THE REQUEST. Write out the data again in full, exactly as it reads.

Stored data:
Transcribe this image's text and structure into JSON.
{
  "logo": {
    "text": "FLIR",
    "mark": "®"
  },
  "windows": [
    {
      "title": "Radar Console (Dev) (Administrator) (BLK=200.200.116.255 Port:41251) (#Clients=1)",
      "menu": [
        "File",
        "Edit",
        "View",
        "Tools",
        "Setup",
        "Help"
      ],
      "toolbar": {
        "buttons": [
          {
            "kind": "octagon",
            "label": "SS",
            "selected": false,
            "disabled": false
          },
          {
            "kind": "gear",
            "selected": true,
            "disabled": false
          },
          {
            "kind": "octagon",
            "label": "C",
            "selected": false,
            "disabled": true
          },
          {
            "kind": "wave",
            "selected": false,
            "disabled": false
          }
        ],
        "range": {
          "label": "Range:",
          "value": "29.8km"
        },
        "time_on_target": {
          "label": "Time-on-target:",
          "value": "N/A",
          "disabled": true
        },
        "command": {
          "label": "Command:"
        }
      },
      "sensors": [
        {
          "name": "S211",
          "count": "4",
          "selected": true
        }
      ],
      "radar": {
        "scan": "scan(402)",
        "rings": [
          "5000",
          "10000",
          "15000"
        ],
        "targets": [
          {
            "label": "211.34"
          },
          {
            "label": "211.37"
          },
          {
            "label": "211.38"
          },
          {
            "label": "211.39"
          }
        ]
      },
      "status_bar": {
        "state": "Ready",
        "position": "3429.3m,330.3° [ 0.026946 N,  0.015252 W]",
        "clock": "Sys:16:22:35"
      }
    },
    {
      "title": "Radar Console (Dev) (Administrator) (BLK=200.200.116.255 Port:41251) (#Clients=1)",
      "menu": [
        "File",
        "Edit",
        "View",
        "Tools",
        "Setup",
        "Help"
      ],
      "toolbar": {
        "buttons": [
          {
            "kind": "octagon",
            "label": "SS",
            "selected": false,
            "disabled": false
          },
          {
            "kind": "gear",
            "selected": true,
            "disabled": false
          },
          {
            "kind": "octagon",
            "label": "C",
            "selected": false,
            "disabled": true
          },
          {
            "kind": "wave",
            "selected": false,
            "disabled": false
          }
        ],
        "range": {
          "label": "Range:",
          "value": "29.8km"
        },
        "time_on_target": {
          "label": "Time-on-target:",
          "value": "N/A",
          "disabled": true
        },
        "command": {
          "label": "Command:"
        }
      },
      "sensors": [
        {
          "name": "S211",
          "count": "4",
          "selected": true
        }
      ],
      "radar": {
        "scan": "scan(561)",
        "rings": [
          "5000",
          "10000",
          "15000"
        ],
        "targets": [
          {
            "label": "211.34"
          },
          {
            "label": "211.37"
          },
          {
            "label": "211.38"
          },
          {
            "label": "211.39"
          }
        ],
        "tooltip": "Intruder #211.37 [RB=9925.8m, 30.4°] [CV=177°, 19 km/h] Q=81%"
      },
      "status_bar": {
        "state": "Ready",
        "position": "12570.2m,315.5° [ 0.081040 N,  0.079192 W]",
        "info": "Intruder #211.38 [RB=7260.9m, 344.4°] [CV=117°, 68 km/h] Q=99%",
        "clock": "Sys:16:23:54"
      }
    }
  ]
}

REPLY.
Transcribe this image's text and structure into JSON.
{
  "logo": {
    "text": "FLIR",
    "mark": "®"
  },
  "windows": [
    {
      "title": "Radar Console (Dev) (Administrator) (BLK=200.200.116.255 Port:41251) (#Clients=1)",
      "menu": [
        "File",
        "Edit",
        "View",
        "Tools",
        "Setup",
        "Help"
      ],
      "toolbar": {
        "buttons": [
          {
            "kind": "octagon",
            "label": "SS",
            "selected": false,
            "disabled": false
          },
          {
            "kind": "gear",
            "selected": true,
            "disabled": false
          },
          {
            "kind": "octagon",
            "label": "C",
            "selected": false,
            "disabled": true
          },
          {
            "kind": "wave",
            "selected": false,
            "disabled": false
          }
        ],
        "range": {
          "label": "Range:",
          "value": "29.8km"
        },
        "time_on_target": {
          "label": "Time-on-target:",
          "value": "N/A",
          "disabled": true
        },
        "command": {
          "label": "Command:"
        }
      },
      "sensors": [
        {
          "name": "S211",
          "count": "4",
          "selected": true
        }
      ],
      "radar": {
        "scan": "scan(402)",
        "rings": [
          "5000",
          "10000",
          "15000"
        ],
        "targets": [
          {
            "label": "211.34"
          },
          {
            "label": "211.37"
          },
          {
            "label": "211.38"
          },
          {
            "label": "211.39"
          }
        ]
      },
      "status_bar": {
        "state": "Ready",
        "position": "3429.3m,330.3° [ 0.026946 N,  0.015252 W]",
        "clock": "Sys:16:22:35"
      }
    },
    {
      "title": "Radar Console (Dev) (Administrator) (BLK=200.200.116.255 Port:41251) (#Clients=1)",
      "menu": [
        "File",
        "Edit",
        "View",
        "Tools",
        "Setup",
        "Help"
      ],
      "toolbar": {
        "buttons": [
          {
            "kind": "octagon",
            "label": "SS",
            "selected": false,
            "disabled": false
          },
          {
            "kind": "gear",
            "selected": true,
            "disabled": false
          },
          {
            "kind": "octagon",
            "label": "C",
            "selected": false,
            "disabled": true
          },
          {
            "kind": "wave",
            "selected": false,
            "disabled": false
          }
        ],
        "range": {
          "label": "Range:",
          "value": "29.8km"
        },
        "time_on_target": {
          "label": "Time-on-target:",
          "value": "N/A",
          "disabled": true
        },
        "command": {
          "label": "Command:"
        }
      },
      "sensors": [
        {
          "name": "S211",
          "count": "4",
          "selected": true
        }
      ],
      "radar": {
        "scan": "scan(561)",
        "rings": [
          "5000",
          "10000",
          "15000"
        ],
        "targets": [
          {
            "label": "211.34"
          },
          {
            "label": "211.37"
          },
          {
            "label": "211.38"
          },
          {
            "label": "211.39"
          }
        ],
        "tooltip": "Intruder #211.37 [RB=9925.8m, 30.4°] [CV=177°, 19 km/h] Q=81%"
      },
      "status_bar": {
        "state": "Ready",
        "position": "12570.2m,315.5° [ 0.081040 N,  0.079192 W]",
        "info": "Intruder #211.38 [RB=7260.9m, 344.4°] [CV=117°, 68 km/h] Q=99%",
        "clock": "Sys:16:23:54"
      }
    }
  ]
}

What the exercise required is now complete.